Directive: Pull out every line from the listing that has the word "Colegio".

--- Start Provided records ---

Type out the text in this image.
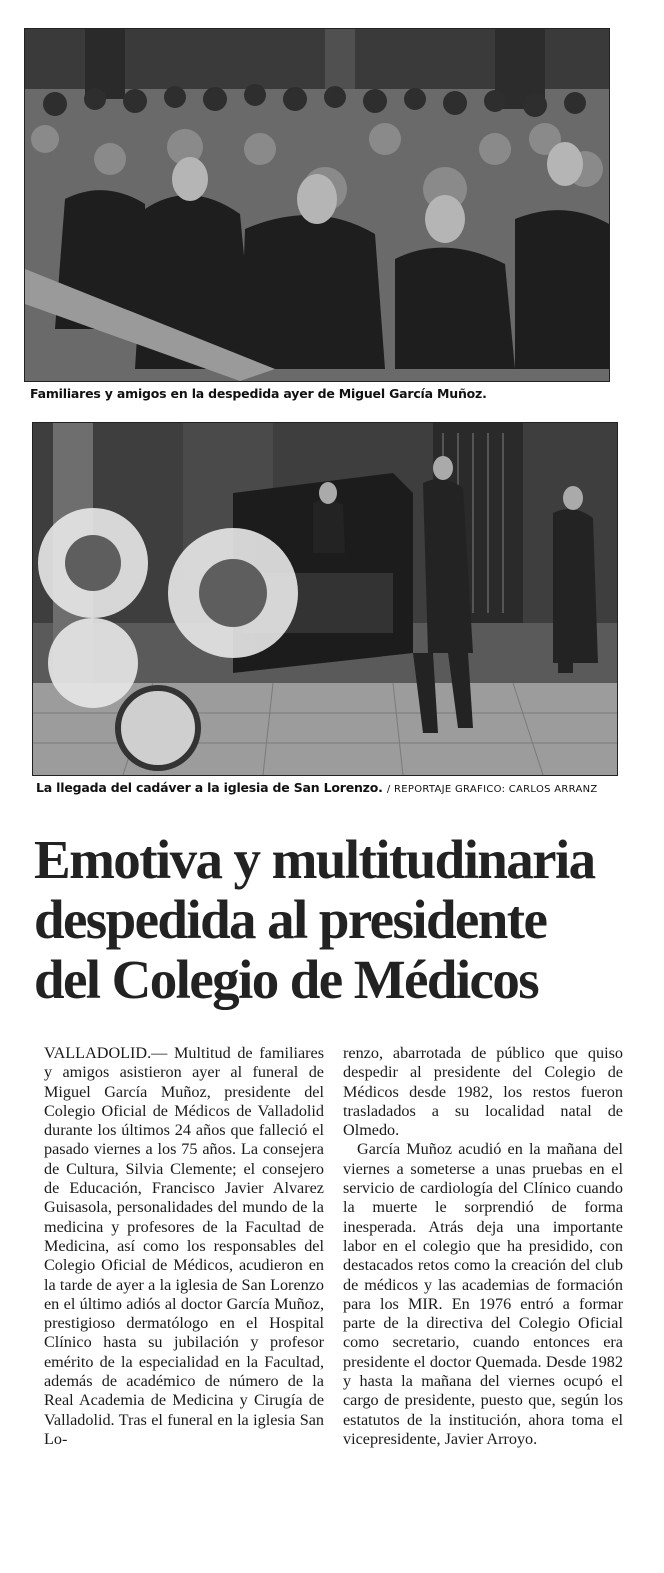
Familiares y amigos en la despedida ayer de Miguel García Muñoz.
La llegada del cadáver a la iglesia de San Lorenzo. / REPORTAJE GRAFICO: CARLOS ARRANZ
Emotiva y multitudinaria
despedida al presidente
del Colegio de Médicos

VALLADOLID.— Multitud de familiares y amigos asistieron ayer al funeral de Miguel García Muñoz, presidente del Colegio Oficial de Médicos de Valladolid durante los últimos 24 años que falleció el pasado viernes a los 75 años. La consejera de Cultura, Silvia Clemente; el consejero de Educación, Francisco Javier Alvarez Guisasola, personalidades del mundo de la medicina y profesores de la Facultad de Medicina, así como los responsables del Colegio Oficial de Médicos, acudieron en la tarde de ayer a la iglesia de San Lorenzo en el último adiós al doctor García Muñoz, prestigioso dermatólogo en el Hospital Clínico hasta su jubilación y profesor emérito de la especialidad en la Facultad, además de académico de número de la Real Academia de Medicina y Cirugía de Valladolid. Tras el funeral en la iglesia San Lo-

renzo, abarrotada de público que quiso despedir al presidente del Colegio de Médicos desde 1982, los restos fueron trasladados a su localidad natal de Olmedo.

García Muñoz acudió en la mañana del viernes a someterse a unas pruebas en el servicio de cardiología del Clínico cuando la muerte le sorprendió de forma inesperada. Atrás deja una importante labor en el colegio que ha presidido, con destacados retos como la creación del club de médicos y las academias de formación para los MIR. En 1976 entró a formar parte de la directiva del Colegio Oficial como secretario, cuando entonces era presidente el doctor Quemada. Desde 1982 y hasta la mañana del viernes ocupó el cargo de presidente, puesto que, según los estatutos de la institución, ahora toma el vicepresidente, Javier Arroyo.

--- End Provided records ---

Response to the task:
del Colegio de Médicos
VALLADOLID.— Multitud de familiares y amigos asistieron ayer al funeral de Miguel García Muñoz, presidente del Colegio Oficial de Médicos de Valladolid durante los últimos 24 años que falleció el pasado viernes a los 75 años. La consejera de Cultura, Silvia Clemente; el consejero de Educación, Francisco Javier Alvarez Guisasola, personalidades del mundo de la medicina y profesores de la Facultad de Medicina, así como los responsables del Colegio Oficial de Médicos, acudieron en la tarde de ayer a la iglesia de San Lorenzo en el último adiós al doctor García Muñoz, prestigioso dermatólogo en el Hospital Clínico hasta su jubilación y profesor emérito de la especialidad en la Facultad, además de académico de número de la Real Academia de Medicina y Cirugía de Valladolid. Tras el funeral en la iglesia San Lo-
renzo, abarrotada de público que quiso despedir al presidente del Colegio de Médicos desde 1982, los restos fueron trasladados a su localidad natal de Olmedo.
García Muñoz acudió en la mañana del viernes a someterse a unas pruebas en el servicio de cardiología del Clínico cuando la muerte le sorprendió de forma inesperada. Atrás deja una importante labor en el colegio que ha presidido, con destacados retos como la creación del club de médicos y las academias de formación para los MIR. En 1976 entró a formar parte de la directiva del Colegio Oficial como secretario, cuando entonces era presidente el doctor Quemada. Desde 1982 y hasta la mañana del viernes ocupó el cargo de presidente, puesto que, según los estatutos de la institución, ahora toma el vicepresidente, Javier Arroyo.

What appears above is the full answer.